### Request
Search the material for the string "enter", then return every line where it is found.

-- start --

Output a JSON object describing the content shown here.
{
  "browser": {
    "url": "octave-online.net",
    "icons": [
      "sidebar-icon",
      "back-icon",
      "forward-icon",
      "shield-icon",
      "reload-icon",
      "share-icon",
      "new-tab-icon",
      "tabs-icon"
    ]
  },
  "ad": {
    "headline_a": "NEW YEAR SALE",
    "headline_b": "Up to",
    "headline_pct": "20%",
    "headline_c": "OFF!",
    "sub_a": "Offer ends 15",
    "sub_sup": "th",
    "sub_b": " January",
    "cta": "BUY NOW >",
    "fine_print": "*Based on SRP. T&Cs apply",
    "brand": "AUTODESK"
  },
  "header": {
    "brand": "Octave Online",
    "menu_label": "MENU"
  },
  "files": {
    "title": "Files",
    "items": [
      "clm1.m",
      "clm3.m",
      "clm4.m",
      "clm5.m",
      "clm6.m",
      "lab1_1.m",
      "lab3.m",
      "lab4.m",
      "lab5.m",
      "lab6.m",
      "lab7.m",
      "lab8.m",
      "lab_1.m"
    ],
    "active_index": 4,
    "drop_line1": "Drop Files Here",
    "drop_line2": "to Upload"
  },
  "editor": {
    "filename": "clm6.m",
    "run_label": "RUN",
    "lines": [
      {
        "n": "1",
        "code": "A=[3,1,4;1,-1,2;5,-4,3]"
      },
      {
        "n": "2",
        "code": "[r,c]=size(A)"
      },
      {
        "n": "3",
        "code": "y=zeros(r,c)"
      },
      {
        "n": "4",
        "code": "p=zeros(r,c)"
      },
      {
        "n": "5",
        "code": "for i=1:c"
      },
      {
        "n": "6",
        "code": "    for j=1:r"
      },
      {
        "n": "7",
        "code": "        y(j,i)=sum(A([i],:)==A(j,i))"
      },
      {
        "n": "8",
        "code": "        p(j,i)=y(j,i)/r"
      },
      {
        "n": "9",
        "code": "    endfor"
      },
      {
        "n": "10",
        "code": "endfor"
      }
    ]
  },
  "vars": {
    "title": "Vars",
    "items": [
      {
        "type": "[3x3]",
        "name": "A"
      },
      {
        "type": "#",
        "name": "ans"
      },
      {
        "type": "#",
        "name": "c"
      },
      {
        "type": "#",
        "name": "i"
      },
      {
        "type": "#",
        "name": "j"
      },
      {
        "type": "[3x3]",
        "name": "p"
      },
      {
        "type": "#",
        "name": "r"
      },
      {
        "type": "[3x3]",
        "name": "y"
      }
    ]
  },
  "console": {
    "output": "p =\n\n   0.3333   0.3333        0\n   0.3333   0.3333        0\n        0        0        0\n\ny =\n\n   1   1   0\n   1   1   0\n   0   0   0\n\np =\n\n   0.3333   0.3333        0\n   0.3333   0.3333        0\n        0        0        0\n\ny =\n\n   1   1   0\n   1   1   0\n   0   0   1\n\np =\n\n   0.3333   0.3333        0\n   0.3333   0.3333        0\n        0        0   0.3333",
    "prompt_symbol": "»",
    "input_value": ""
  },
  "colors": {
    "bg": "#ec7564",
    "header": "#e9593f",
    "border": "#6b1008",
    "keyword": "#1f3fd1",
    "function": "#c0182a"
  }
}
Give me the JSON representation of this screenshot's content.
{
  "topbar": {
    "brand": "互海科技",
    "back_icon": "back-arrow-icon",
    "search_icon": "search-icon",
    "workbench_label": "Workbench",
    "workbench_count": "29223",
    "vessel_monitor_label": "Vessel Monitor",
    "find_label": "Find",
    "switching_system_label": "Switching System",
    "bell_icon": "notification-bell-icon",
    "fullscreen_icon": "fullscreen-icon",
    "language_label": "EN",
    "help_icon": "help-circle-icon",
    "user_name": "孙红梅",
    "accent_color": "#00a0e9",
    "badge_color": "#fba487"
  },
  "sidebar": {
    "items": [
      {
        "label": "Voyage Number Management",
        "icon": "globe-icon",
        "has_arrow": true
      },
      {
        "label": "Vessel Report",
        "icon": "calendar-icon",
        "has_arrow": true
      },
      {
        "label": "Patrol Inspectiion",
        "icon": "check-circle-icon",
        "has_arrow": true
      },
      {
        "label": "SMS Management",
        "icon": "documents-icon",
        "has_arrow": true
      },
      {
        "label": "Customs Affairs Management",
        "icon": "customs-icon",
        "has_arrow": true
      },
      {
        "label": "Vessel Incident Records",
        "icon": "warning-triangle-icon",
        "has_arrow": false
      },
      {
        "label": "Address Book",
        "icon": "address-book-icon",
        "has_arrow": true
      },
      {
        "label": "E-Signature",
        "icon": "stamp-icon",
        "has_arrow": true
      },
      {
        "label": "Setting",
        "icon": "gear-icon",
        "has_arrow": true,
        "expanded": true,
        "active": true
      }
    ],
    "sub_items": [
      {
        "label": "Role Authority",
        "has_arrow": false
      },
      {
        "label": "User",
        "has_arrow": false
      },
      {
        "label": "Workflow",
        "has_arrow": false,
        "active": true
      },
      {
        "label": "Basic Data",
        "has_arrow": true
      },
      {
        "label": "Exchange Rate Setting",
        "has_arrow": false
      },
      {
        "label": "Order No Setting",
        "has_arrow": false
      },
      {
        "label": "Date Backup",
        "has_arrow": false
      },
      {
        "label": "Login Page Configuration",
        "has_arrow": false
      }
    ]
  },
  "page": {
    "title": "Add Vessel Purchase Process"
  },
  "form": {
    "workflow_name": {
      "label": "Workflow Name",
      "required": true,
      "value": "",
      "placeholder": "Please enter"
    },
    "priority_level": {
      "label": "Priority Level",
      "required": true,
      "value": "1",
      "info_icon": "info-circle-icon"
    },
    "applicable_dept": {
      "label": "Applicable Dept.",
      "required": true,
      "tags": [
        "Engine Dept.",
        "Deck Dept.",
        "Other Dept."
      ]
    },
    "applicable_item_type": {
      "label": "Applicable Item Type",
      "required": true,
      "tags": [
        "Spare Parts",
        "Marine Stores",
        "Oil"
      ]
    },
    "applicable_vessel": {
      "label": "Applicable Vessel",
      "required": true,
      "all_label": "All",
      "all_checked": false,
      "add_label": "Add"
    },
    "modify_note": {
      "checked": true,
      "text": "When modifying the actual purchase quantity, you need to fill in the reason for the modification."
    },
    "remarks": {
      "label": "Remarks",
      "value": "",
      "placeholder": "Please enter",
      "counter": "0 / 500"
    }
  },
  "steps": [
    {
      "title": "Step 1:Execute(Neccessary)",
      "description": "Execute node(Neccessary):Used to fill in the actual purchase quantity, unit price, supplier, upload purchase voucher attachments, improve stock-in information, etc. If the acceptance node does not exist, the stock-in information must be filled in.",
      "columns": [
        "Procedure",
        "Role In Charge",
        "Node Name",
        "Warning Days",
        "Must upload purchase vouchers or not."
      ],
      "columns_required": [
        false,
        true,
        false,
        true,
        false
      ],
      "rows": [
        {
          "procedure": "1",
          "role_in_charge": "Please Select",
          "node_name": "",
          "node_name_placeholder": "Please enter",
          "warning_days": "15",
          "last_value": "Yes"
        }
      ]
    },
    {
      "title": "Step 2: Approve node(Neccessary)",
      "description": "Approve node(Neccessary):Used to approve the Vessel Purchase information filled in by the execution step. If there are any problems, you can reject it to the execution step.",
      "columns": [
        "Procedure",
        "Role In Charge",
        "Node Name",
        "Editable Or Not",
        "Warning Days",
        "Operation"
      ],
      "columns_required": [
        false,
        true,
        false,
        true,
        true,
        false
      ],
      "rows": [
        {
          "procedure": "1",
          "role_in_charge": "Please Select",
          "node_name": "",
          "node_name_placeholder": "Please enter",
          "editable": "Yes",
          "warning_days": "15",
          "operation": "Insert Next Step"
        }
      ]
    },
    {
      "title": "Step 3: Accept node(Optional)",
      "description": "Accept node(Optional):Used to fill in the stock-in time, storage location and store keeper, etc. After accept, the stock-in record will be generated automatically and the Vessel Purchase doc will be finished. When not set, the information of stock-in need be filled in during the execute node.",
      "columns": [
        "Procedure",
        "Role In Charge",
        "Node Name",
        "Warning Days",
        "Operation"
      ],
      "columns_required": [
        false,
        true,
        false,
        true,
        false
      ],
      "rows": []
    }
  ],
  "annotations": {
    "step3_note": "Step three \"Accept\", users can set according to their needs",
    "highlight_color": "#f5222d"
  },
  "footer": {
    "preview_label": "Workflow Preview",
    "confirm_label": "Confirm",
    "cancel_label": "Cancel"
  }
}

-- end --

### The reply
      "placeholder": "Please enter"
      "placeholder": "Please enter",
          "node_name_placeholder": "Please enter",
          "node_name_placeholder": "Please enter",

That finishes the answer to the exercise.